··· Exercise inputs ···
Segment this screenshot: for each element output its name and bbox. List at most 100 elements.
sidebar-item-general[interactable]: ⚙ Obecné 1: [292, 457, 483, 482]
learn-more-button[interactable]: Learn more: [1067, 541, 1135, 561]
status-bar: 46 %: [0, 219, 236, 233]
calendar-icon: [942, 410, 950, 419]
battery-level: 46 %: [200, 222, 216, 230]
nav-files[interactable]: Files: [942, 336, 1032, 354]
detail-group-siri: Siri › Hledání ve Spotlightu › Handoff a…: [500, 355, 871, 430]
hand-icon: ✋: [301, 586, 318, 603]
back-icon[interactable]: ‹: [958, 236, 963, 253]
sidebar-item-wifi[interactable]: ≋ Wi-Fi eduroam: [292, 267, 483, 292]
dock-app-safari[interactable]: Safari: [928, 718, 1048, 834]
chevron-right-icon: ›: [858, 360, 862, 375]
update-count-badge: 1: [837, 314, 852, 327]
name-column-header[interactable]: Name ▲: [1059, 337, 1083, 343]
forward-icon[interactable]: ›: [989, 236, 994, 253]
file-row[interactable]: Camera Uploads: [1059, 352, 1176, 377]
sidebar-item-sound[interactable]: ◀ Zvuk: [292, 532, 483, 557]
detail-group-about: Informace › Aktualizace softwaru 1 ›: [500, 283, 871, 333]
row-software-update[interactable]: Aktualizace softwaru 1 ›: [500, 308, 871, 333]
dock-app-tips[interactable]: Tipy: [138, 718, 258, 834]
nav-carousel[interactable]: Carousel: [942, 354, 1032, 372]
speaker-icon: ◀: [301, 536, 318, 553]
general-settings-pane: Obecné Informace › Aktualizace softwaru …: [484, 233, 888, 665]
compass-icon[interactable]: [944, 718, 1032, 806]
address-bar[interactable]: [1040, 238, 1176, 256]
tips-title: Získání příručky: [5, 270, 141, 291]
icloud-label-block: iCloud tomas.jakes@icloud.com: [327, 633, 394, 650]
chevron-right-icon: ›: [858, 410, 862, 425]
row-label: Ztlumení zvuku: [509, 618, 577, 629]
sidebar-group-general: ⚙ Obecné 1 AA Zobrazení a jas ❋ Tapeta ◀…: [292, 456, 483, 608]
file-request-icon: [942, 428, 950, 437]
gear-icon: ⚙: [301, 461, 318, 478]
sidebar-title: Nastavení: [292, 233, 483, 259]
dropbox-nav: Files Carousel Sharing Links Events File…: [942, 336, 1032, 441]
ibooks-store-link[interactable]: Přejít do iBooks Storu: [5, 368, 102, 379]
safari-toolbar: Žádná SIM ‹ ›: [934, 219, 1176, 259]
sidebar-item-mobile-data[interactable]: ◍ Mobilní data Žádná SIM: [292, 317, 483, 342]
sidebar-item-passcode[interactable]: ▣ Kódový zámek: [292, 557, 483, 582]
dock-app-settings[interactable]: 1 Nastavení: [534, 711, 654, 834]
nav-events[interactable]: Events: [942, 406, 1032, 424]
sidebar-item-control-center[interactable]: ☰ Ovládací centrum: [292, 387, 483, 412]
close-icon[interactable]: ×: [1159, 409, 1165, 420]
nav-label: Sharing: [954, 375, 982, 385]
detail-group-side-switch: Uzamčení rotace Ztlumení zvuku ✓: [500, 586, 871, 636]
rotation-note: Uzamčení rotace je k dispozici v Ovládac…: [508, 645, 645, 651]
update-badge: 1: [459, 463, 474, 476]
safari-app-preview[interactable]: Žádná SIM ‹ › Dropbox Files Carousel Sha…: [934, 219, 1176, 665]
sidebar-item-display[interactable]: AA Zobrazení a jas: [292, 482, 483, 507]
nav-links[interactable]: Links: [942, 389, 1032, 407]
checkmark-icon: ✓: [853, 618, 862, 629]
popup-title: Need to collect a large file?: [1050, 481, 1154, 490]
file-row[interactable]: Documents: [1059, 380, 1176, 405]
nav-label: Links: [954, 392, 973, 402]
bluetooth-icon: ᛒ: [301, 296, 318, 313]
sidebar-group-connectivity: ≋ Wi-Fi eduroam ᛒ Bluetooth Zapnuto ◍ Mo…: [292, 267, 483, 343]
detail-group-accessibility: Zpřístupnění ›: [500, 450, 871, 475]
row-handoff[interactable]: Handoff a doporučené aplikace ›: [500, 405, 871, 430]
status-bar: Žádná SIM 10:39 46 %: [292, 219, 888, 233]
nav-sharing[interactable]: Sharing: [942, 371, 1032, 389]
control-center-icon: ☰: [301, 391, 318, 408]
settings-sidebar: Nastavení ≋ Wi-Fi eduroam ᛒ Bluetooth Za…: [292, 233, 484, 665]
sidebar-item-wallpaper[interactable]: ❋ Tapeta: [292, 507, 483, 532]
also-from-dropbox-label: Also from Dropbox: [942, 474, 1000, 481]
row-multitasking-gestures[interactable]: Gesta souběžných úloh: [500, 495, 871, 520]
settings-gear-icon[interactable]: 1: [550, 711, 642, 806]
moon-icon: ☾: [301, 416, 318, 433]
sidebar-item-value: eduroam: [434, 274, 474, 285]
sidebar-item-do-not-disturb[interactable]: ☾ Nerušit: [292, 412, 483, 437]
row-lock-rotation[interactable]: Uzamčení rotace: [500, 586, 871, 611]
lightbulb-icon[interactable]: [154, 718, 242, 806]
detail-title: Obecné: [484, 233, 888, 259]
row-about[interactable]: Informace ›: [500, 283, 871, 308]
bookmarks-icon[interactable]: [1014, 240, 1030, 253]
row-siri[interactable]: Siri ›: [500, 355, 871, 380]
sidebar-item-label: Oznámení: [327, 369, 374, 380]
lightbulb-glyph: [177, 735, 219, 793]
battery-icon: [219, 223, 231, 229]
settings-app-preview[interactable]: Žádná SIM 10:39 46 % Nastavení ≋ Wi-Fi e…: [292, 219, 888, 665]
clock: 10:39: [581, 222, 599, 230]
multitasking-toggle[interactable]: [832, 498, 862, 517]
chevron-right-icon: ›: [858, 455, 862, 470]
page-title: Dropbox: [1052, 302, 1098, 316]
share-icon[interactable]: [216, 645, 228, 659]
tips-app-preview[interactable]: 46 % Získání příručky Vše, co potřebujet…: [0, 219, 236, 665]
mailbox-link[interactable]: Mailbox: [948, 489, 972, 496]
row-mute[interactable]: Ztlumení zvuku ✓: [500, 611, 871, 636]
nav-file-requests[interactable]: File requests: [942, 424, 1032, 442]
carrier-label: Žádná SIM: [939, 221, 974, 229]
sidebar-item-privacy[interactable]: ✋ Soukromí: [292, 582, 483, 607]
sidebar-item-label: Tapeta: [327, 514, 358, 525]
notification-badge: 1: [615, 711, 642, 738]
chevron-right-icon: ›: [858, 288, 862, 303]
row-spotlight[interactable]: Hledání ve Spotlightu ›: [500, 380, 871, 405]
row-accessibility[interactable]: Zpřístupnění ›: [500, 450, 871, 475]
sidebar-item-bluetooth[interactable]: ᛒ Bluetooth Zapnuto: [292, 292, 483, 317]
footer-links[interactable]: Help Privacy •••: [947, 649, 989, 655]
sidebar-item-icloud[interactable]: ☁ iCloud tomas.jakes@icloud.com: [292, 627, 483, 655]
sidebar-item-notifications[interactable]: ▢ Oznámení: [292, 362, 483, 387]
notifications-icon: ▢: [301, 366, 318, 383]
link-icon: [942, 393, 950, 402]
···
Given request: Rewrite all the entries above, changing every "chevron-right-icon" to "arrow-right-icon" and leaving everything else as it is.

Result of the exercise:
Segment this screenshot: for each element output its name and bbox. List at most 100 elements.
sidebar-item-general[interactable]: ⚙ Obecné 1: [292, 457, 483, 482]
learn-more-button[interactable]: Learn more: [1067, 541, 1135, 561]
status-bar: 46 %: [0, 219, 236, 233]
calendar-icon: [942, 410, 950, 419]
battery-level: 46 %: [200, 222, 216, 230]
nav-files[interactable]: Files: [942, 336, 1032, 354]
detail-group-siri: Siri › Hledání ve Spotlightu › Handoff a…: [500, 355, 871, 430]
hand-icon: ✋: [301, 586, 318, 603]
back-icon[interactable]: ‹: [958, 236, 963, 253]
sidebar-item-wifi[interactable]: ≋ Wi-Fi eduroam: [292, 267, 483, 292]
dock-app-safari[interactable]: Safari: [928, 718, 1048, 834]
arrow-right-icon: ›: [858, 360, 862, 375]
update-count-badge: 1: [837, 314, 852, 327]
name-column-header[interactable]: Name ▲: [1059, 337, 1083, 343]
forward-icon[interactable]: ›: [989, 236, 994, 253]
file-row[interactable]: Camera Uploads: [1059, 352, 1176, 377]
sidebar-item-sound[interactable]: ◀ Zvuk: [292, 532, 483, 557]
detail-group-about: Informace › Aktualizace softwaru 1 ›: [500, 283, 871, 333]
row-software-update[interactable]: Aktualizace softwaru 1 ›: [500, 308, 871, 333]
dock-app-tips[interactable]: Tipy: [138, 718, 258, 834]
nav-carousel[interactable]: Carousel: [942, 354, 1032, 372]
speaker-icon: ◀: [301, 536, 318, 553]
general-settings-pane: Obecné Informace › Aktualizace softwaru …: [484, 233, 888, 665]
compass-icon[interactable]: [944, 718, 1032, 806]
address-bar[interactable]: [1040, 238, 1176, 256]
tips-title: Získání příručky: [5, 270, 141, 291]
icloud-label-block: iCloud tomas.jakes@icloud.com: [327, 633, 394, 650]
arrow-right-icon: ›: [858, 410, 862, 425]
row-label: Ztlumení zvuku: [509, 618, 577, 629]
sidebar-group-general: ⚙ Obecné 1 AA Zobrazení a jas ❋ Tapeta ◀…: [292, 456, 483, 608]
file-request-icon: [942, 428, 950, 437]
gear-icon: ⚙: [301, 461, 318, 478]
sidebar-title: Nastavení: [292, 233, 483, 259]
dropbox-nav: Files Carousel Sharing Links Events File…: [942, 336, 1032, 441]
ibooks-store-link[interactable]: Přejít do iBooks Storu: [5, 368, 102, 379]
safari-toolbar: Žádná SIM ‹ ›: [934, 219, 1176, 259]
sidebar-item-mobile-data[interactable]: ◍ Mobilní data Žádná SIM: [292, 317, 483, 342]
sidebar-item-passcode[interactable]: ▣ Kódový zámek: [292, 557, 483, 582]
dock-app-settings[interactable]: 1 Nastavení: [534, 711, 654, 834]
nav-events[interactable]: Events: [942, 406, 1032, 424]
sidebar-item-control-center[interactable]: ☰ Ovládací centrum: [292, 387, 483, 412]
close-icon[interactable]: ×: [1159, 409, 1165, 420]
nav-label: Sharing: [954, 375, 982, 385]
detail-group-side-switch: Uzamčení rotace Ztlumení zvuku ✓: [500, 586, 871, 636]
rotation-note: Uzamčení rotace je k dispozici v Ovládac…: [508, 645, 645, 651]
update-badge: 1: [459, 463, 474, 476]
safari-app-preview[interactable]: Žádná SIM ‹ › Dropbox Files Carousel Sha…: [934, 219, 1176, 665]
sidebar-item-display[interactable]: AA Zobrazení a jas: [292, 482, 483, 507]
nav-links[interactable]: Links: [942, 389, 1032, 407]
checkmark-icon: ✓: [853, 618, 862, 629]
popup-title: Need to collect a large file?: [1050, 481, 1154, 490]
file-row[interactable]: Documents: [1059, 380, 1176, 405]
nav-label: Links: [954, 392, 973, 402]
bluetooth-icon: ᛒ: [301, 296, 318, 313]
sidebar-group-connectivity: ≋ Wi-Fi eduroam ᛒ Bluetooth Zapnuto ◍ Mo…: [292, 267, 483, 343]
detail-group-accessibility: Zpřístupnění ›: [500, 450, 871, 475]
row-handoff[interactable]: Handoff a doporučené aplikace ›: [500, 405, 871, 430]
status-bar: Žádná SIM 10:39 46 %: [292, 219, 888, 233]
nav-sharing[interactable]: Sharing: [942, 371, 1032, 389]
control-center-icon: ☰: [301, 391, 318, 408]
settings-sidebar: Nastavení ≋ Wi-Fi eduroam ᛒ Bluetooth Za…: [292, 233, 484, 665]
sidebar-item-wallpaper[interactable]: ❋ Tapeta: [292, 507, 483, 532]
also-from-dropbox-label: Also from Dropbox: [942, 474, 1000, 481]
row-multitasking-gestures[interactable]: Gesta souběžných úloh: [500, 495, 871, 520]
settings-gear-icon[interactable]: 1: [550, 711, 642, 806]
moon-icon: ☾: [301, 416, 318, 433]
sidebar-item-value: eduroam: [434, 274, 474, 285]
sidebar-item-do-not-disturb[interactable]: ☾ Nerušit: [292, 412, 483, 437]
row-lock-rotation[interactable]: Uzamčení rotace: [500, 586, 871, 611]
lightbulb-icon[interactable]: [154, 718, 242, 806]
detail-title: Obecné: [484, 233, 888, 259]
row-about[interactable]: Informace ›: [500, 283, 871, 308]
bookmarks-icon[interactable]: [1014, 240, 1030, 253]
row-siri[interactable]: Siri ›: [500, 355, 871, 380]
sidebar-item-label: Oznámení: [327, 369, 374, 380]
lightbulb-glyph: [177, 735, 219, 793]
battery-icon: [219, 223, 231, 229]
settings-app-preview[interactable]: Žádná SIM 10:39 46 % Nastavení ≋ Wi-Fi e…: [292, 219, 888, 665]
clock: 10:39: [581, 222, 599, 230]
multitasking-toggle[interactable]: [832, 498, 862, 517]
arrow-right-icon: ›: [858, 455, 862, 470]
page-title: Dropbox: [1052, 302, 1098, 316]
share-icon[interactable]: [216, 645, 228, 659]
tips-app-preview[interactable]: 46 % Získání příručky Vše, co potřebujet…: [0, 219, 236, 665]
mailbox-link[interactable]: Mailbox: [948, 489, 972, 496]
row-mute[interactable]: Ztlumení zvuku ✓: [500, 611, 871, 636]
nav-file-requests[interactable]: File requests: [942, 424, 1032, 442]
carrier-label: Žádná SIM: [939, 221, 974, 229]
sidebar-item-privacy[interactable]: ✋ Soukromí: [292, 582, 483, 607]
sidebar-item-label: Tapeta: [327, 514, 358, 525]
notification-badge: 1: [615, 711, 642, 738]
arrow-right-icon: ›: [858, 288, 862, 303]
row-spotlight[interactable]: Hledání ve Spotlightu ›: [500, 380, 871, 405]
row-accessibility[interactable]: Zpřístupnění ›: [500, 450, 871, 475]
sidebar-item-bluetooth[interactable]: ᛒ Bluetooth Zapnuto: [292, 292, 483, 317]
footer-links[interactable]: Help Privacy •••: [947, 649, 989, 655]
sidebar-item-icloud[interactable]: ☁ iCloud tomas.jakes@icloud.com: [292, 627, 483, 655]
sidebar-item-notifications[interactable]: ▢ Oznámení: [292, 362, 483, 387]
notifications-icon: ▢: [301, 366, 318, 383]
link-icon: [942, 393, 950, 402]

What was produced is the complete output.